[Data excerpts]

________________________

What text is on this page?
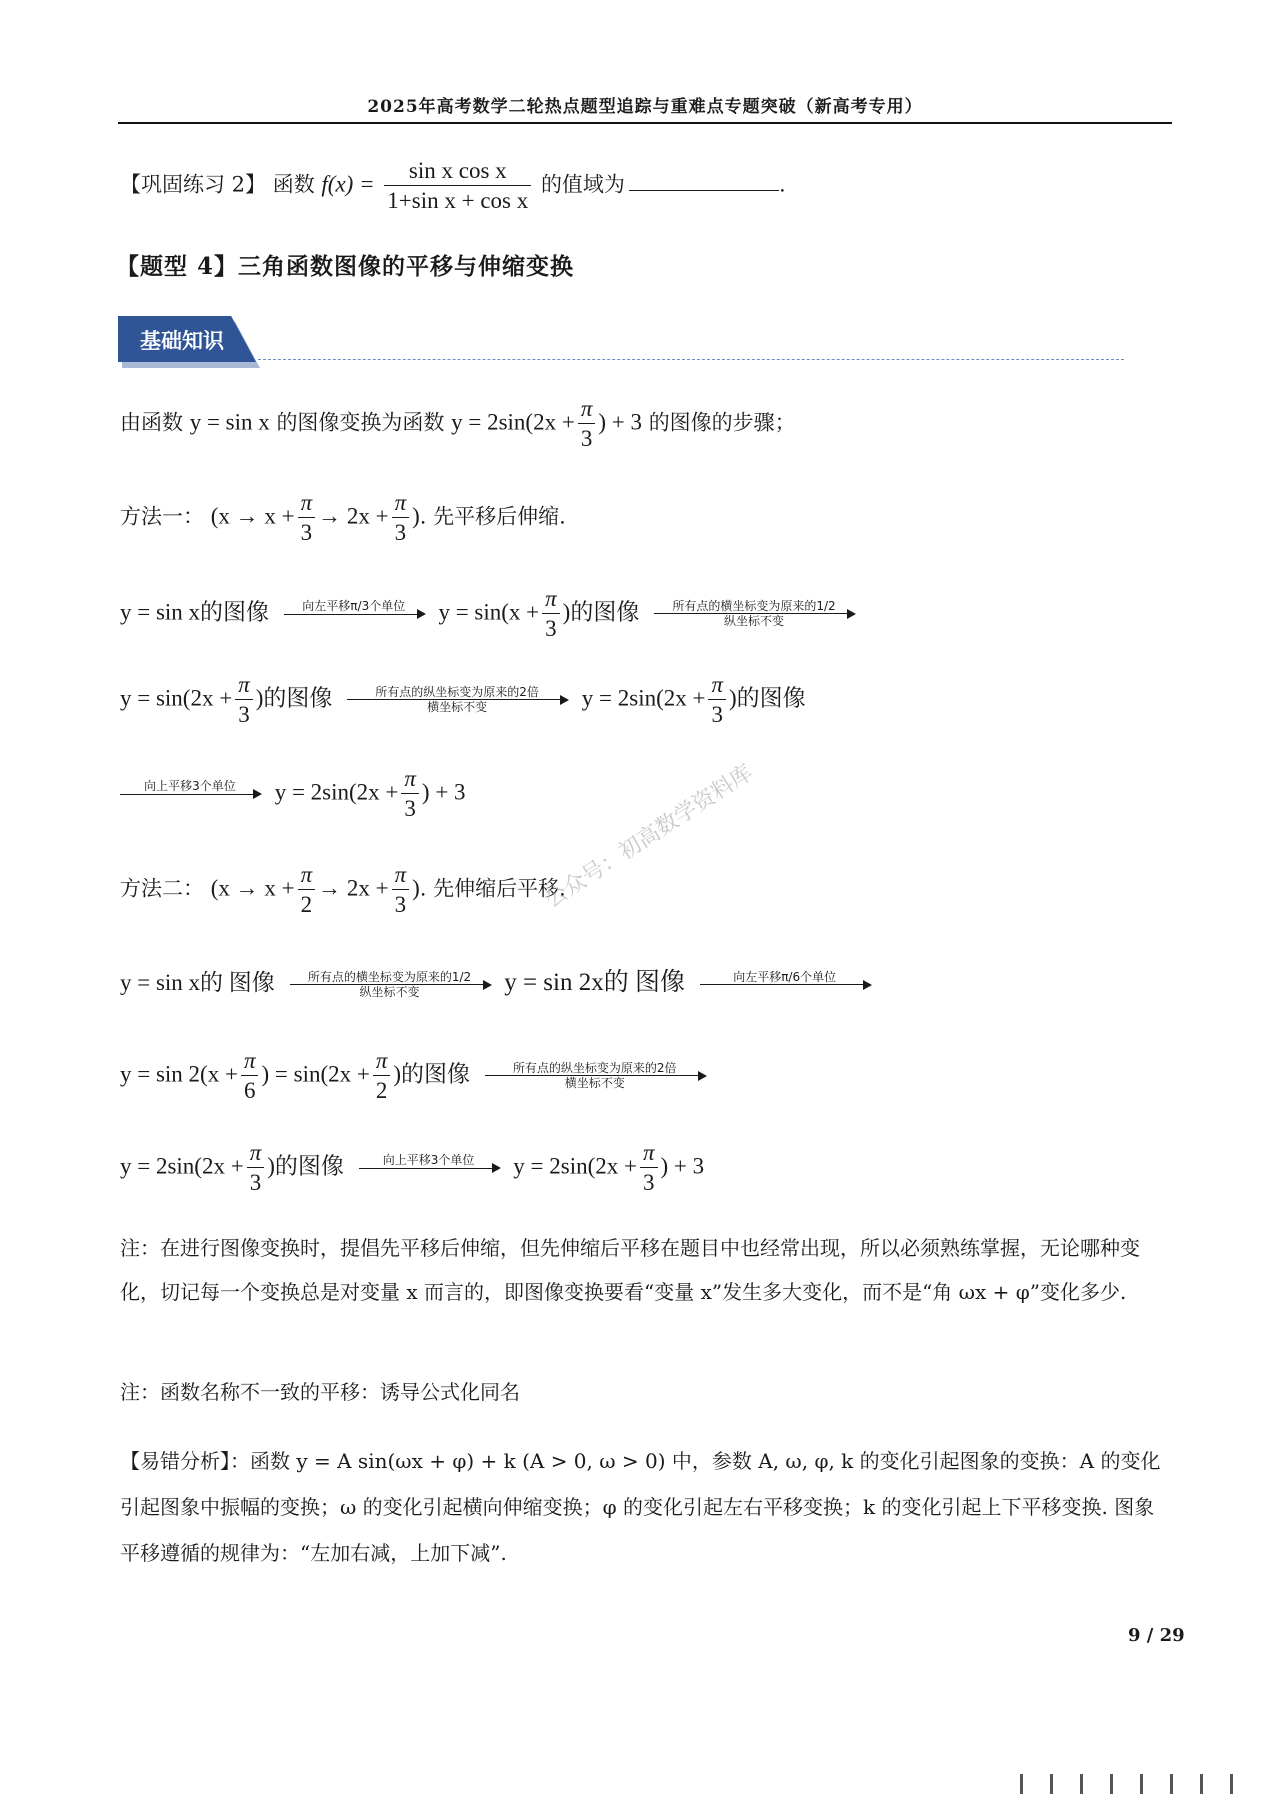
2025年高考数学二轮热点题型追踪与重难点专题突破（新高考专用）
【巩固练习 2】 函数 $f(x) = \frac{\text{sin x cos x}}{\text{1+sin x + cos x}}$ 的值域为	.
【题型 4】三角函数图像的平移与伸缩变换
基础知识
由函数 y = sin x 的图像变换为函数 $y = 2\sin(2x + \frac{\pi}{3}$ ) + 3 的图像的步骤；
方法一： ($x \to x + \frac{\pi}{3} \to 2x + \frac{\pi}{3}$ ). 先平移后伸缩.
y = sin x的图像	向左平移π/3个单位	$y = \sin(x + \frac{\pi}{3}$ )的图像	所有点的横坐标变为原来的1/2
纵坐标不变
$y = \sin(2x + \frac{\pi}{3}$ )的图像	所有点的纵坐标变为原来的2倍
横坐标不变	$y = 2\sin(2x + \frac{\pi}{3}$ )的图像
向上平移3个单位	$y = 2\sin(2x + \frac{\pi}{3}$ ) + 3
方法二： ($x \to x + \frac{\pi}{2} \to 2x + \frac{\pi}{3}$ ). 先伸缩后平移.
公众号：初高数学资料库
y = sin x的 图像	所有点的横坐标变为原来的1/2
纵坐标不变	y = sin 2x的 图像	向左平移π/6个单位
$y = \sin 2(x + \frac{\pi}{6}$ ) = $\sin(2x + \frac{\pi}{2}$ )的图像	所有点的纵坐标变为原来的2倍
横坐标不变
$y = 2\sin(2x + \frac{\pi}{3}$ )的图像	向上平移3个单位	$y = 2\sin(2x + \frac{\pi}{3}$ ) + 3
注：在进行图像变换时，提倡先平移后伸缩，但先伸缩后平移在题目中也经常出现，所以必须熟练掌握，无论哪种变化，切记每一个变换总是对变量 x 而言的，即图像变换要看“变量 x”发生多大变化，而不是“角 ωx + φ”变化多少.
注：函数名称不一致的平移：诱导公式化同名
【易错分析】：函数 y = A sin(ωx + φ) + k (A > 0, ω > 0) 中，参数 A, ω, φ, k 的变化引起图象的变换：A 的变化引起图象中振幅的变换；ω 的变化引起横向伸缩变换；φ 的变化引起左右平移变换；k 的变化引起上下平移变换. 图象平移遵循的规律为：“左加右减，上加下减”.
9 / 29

________________________

Problem details » Copy the listing word for word, excluding its pictures.

Full answer »
What text is on this page?
2025年高考数学二轮热点题型追踪与重难点专题突破（新高考专用）
【巩固练习 2】 函数 $f(x) = \frac{\text{sin x cos x}}{\text{1+sin x + cos x}}$ 的值域为	.
【题型 4】三角函数图像的平移与伸缩变换
基础知识
由函数 y = sin x 的图像变换为函数 $y = 2\sin(2x + \frac{\pi}{3}$ ) + 3 的图像的步骤；
方法一： ($x \to x + \frac{\pi}{3} \to 2x + \frac{\pi}{3}$ ). 先平移后伸缩.
y = sin x的图像	向左平移π/3个单位	$y = \sin(x + \frac{\pi}{3}$ )的图像	所有点的横坐标变为原来的1/2
纵坐标不变
$y = \sin(2x + \frac{\pi}{3}$ )的图像	所有点的纵坐标变为原来的2倍
横坐标不变	$y = 2\sin(2x + \frac{\pi}{3}$ )的图像
向上平移3个单位	$y = 2\sin(2x + \frac{\pi}{3}$ ) + 3
方法二： ($x \to x + \frac{\pi}{2} \to 2x + \frac{\pi}{3}$ ). 先伸缩后平移.
公众号：初高数学资料库
y = sin x的 图像	所有点的横坐标变为原来的1/2
纵坐标不变	y = sin 2x的 图像	向左平移π/6个单位
$y = \sin 2(x + \frac{\pi}{6}$ ) = $\sin(2x + \frac{\pi}{2}$ )的图像	所有点的纵坐标变为原来的2倍
横坐标不变
$y = 2\sin(2x + \frac{\pi}{3}$ )的图像	向上平移3个单位	$y = 2\sin(2x + \frac{\pi}{3}$ ) + 3
注：在进行图像变换时，提倡先平移后伸缩，但先伸缩后平移在题目中也经常出现，所以必须熟练掌握，无论哪种变化，切记每一个变换总是对变量 x 而言的，即图像变换要看“变量 x”发生多大变化，而不是“角 ωx + φ”变化多少.
注：函数名称不一致的平移：诱导公式化同名
【易错分析】：函数 y = A sin(ωx + φ) + k (A > 0, ω > 0) 中，参数 A, ω, φ, k 的变化引起图象的变换：A 的变化引起图象中振幅的变换；ω 的变化引起横向伸缩变换；φ 的变化引起左右平移变换；k 的变化引起上下平移变换. 图象平移遵循的规律为：“左加右减，上加下减”.
9 / 29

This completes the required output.